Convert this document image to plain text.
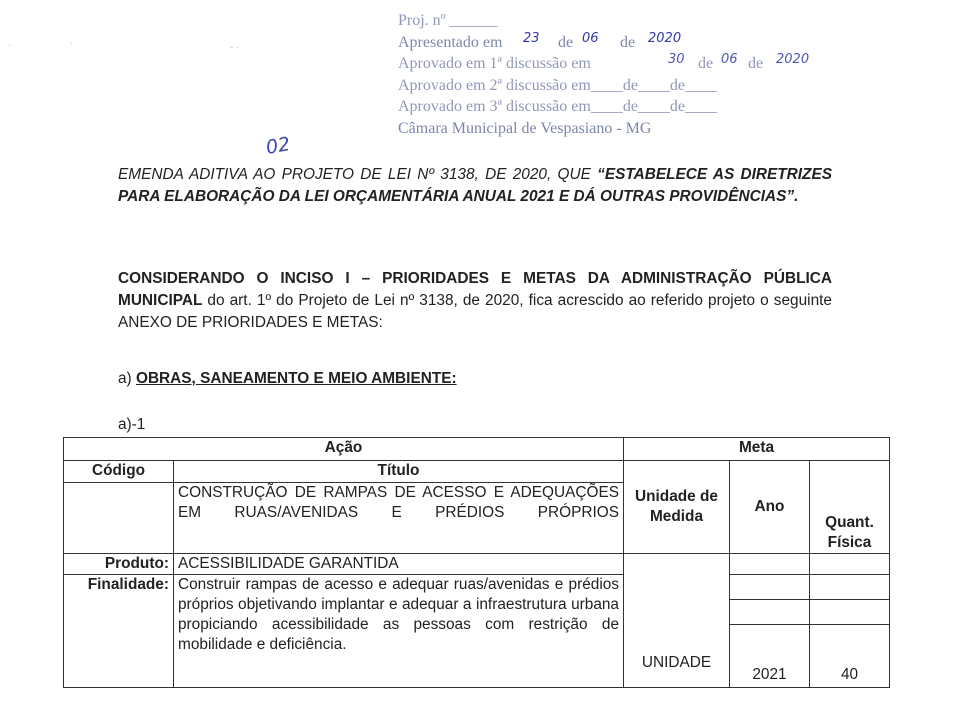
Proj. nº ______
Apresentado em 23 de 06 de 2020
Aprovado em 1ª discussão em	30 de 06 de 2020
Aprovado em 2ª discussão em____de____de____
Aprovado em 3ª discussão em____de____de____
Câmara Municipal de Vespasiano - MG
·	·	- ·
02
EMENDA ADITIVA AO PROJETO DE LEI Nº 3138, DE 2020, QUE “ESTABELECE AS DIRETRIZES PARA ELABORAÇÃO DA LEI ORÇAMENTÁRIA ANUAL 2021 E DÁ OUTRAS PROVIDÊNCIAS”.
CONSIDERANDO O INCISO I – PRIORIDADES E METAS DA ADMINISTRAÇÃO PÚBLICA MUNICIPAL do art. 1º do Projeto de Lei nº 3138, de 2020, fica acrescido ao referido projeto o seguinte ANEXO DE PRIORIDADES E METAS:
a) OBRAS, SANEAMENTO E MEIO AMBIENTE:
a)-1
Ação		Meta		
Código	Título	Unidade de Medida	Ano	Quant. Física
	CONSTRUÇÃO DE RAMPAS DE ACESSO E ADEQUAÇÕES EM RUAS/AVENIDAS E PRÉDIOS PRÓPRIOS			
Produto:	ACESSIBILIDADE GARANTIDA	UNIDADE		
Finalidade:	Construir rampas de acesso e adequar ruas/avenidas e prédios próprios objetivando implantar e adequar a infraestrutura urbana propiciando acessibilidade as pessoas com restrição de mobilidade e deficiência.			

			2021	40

==

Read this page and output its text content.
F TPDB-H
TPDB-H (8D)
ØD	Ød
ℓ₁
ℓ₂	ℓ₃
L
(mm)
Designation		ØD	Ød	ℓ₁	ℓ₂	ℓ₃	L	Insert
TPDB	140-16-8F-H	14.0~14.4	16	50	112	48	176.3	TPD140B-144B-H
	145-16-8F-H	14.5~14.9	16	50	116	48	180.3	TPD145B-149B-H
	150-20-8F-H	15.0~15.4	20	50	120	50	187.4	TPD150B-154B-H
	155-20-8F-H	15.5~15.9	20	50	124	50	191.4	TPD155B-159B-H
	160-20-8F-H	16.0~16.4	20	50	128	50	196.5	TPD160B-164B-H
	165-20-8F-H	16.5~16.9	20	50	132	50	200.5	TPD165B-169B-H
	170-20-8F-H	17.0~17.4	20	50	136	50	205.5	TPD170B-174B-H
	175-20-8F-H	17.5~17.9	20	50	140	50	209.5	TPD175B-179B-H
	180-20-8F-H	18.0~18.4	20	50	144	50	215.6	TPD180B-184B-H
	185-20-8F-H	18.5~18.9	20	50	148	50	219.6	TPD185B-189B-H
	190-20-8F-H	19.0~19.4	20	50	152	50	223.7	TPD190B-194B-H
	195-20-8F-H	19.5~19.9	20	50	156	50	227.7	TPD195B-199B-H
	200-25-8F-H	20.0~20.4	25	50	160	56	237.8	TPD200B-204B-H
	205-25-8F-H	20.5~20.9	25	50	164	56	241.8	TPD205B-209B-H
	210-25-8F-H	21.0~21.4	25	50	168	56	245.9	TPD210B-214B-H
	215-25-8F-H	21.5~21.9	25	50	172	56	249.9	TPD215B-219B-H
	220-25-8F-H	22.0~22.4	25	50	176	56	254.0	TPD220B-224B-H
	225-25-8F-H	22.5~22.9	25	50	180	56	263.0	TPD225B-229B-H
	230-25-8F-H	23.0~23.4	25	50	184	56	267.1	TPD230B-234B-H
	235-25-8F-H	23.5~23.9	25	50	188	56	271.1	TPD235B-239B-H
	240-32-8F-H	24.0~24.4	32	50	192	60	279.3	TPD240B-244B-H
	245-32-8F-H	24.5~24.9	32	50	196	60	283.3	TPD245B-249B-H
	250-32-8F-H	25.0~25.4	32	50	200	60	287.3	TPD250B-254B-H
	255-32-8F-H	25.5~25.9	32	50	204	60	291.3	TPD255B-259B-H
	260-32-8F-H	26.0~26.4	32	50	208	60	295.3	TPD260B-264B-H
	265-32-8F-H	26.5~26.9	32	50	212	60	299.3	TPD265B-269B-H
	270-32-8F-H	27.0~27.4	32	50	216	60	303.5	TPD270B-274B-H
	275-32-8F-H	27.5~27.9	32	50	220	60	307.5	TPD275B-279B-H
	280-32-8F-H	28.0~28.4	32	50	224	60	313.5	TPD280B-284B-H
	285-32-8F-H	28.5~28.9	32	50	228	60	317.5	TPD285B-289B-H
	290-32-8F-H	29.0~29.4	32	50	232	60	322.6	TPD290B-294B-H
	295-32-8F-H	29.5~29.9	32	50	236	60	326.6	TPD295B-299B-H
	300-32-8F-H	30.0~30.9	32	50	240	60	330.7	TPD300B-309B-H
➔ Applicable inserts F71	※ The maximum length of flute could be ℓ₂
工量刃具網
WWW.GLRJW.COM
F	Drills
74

==

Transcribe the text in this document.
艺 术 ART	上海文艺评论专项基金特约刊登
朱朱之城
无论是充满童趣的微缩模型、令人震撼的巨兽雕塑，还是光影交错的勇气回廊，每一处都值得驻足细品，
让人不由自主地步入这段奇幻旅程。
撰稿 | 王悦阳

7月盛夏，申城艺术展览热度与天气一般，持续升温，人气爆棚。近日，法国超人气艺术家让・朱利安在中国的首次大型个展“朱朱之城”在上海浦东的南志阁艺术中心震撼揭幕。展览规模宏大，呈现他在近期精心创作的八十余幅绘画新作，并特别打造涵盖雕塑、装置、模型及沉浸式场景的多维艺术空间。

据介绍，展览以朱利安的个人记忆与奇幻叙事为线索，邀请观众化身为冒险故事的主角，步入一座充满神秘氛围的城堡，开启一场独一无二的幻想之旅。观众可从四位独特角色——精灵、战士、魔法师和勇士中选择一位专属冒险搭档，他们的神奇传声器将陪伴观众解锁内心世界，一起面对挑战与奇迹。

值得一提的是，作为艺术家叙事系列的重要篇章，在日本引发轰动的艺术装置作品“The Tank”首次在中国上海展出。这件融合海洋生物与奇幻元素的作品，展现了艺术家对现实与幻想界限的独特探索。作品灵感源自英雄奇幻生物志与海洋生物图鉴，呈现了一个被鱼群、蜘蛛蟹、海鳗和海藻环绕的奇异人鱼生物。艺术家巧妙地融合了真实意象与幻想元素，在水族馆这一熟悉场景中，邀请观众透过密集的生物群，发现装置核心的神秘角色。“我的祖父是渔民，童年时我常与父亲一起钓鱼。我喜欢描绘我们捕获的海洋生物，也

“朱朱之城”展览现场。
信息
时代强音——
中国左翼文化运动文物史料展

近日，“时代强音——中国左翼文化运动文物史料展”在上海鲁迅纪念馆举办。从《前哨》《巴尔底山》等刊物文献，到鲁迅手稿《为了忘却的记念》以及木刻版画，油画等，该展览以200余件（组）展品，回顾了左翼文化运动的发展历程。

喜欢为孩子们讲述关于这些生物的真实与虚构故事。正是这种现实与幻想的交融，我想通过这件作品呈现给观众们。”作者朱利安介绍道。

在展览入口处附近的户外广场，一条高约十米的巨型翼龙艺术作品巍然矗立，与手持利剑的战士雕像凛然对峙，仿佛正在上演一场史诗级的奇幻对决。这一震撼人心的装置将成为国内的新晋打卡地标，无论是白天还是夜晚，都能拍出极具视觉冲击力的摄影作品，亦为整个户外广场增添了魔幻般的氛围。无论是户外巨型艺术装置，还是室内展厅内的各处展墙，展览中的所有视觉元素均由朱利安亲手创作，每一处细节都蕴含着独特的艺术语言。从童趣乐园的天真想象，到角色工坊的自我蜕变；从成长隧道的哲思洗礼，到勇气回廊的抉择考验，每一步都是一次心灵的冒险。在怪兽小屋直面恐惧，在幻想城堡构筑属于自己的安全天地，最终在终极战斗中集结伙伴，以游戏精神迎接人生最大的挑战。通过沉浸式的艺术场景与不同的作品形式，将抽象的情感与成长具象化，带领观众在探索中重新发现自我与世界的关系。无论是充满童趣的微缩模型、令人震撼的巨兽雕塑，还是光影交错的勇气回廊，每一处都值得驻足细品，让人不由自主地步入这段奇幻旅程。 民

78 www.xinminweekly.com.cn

--- Exercise task ---
Sift the material for lines with the string "中国左翼文化运动文物史料展". Copy each one found.

--- Output of the exercise ---
中国左翼文化运动文物史料展
近日，“时代强音——中国左翼文化运动文物史料展”在上海鲁迅纪念馆举办。从《前哨》《巴尔底山》等刊物文献，到鲁迅手稿《为了忘却的记念》以及木刻版画，油画等，该展览以200余件（组）展品，回顾了左翼文化运动的发展历程。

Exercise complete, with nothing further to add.